---- Data excerpts

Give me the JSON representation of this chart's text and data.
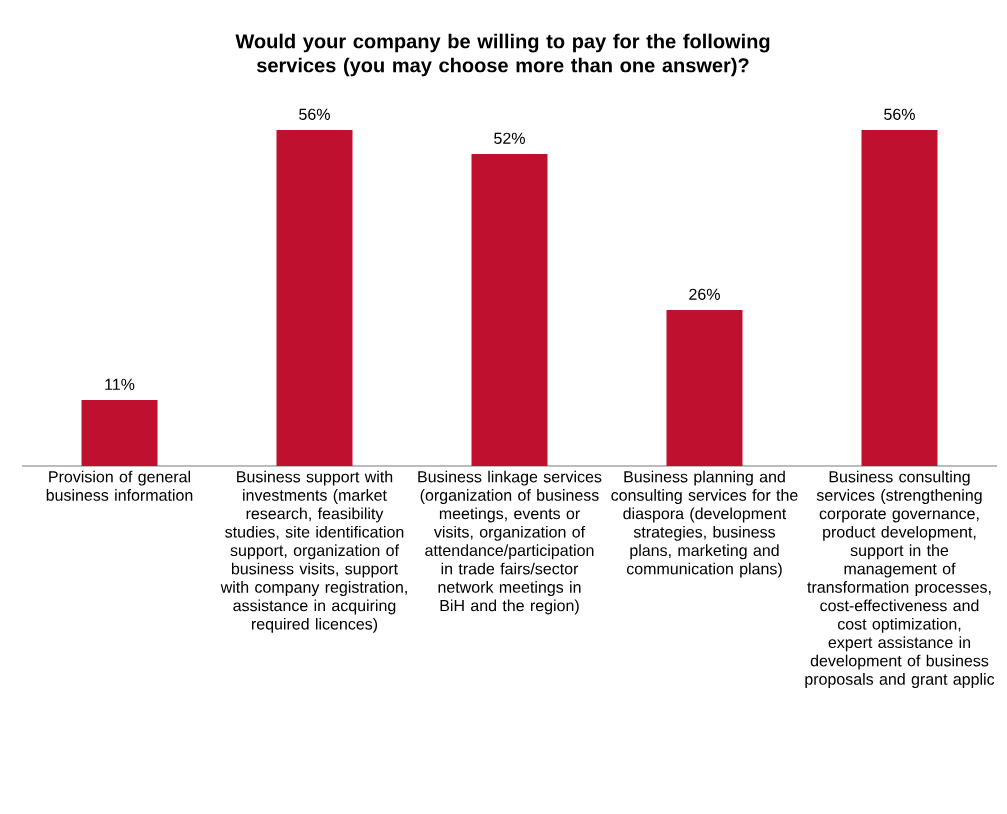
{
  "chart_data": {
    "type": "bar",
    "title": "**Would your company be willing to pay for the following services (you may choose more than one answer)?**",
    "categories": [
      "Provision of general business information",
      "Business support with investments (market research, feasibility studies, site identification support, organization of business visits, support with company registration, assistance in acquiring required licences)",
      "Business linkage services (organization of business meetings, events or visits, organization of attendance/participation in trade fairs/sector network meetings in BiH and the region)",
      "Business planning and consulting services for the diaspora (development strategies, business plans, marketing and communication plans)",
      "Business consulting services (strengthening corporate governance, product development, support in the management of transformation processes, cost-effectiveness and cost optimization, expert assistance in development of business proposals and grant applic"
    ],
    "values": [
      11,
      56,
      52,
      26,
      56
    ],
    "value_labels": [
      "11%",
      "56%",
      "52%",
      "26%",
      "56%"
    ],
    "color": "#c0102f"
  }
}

--------

What this task involves: Give back all entries exactly. No pictures belong in the copy.

Written solution:
Give me the JSON representation of this chart's text and data.
{
  "chart_data": {
    "type": "bar",
    "title": "**Would your company be willing to pay for the following services (you may choose more than one answer)?**",
    "categories": [
      "Provision of general business information",
      "Business support with investments (market research, feasibility studies, site identification support, organization of business visits, support with company registration, assistance in acquiring required licences)",
      "Business linkage services (organization of business meetings, events or visits, organization of attendance/participation in trade fairs/sector network meetings in BiH and the region)",
      "Business planning and consulting services for the diaspora (development strategies, business plans, marketing and communication plans)",
      "Business consulting services (strengthening corporate governance, product development, support in the management of transformation processes, cost-effectiveness and cost optimization, expert assistance in development of business proposals and grant applic"
    ],
    "values": [
      11,
      56,
      52,
      26,
      56
    ],
    "value_labels": [
      "11%",
      "56%",
      "52%",
      "26%",
      "56%"
    ],
    "color": "#c0102f"
  }
}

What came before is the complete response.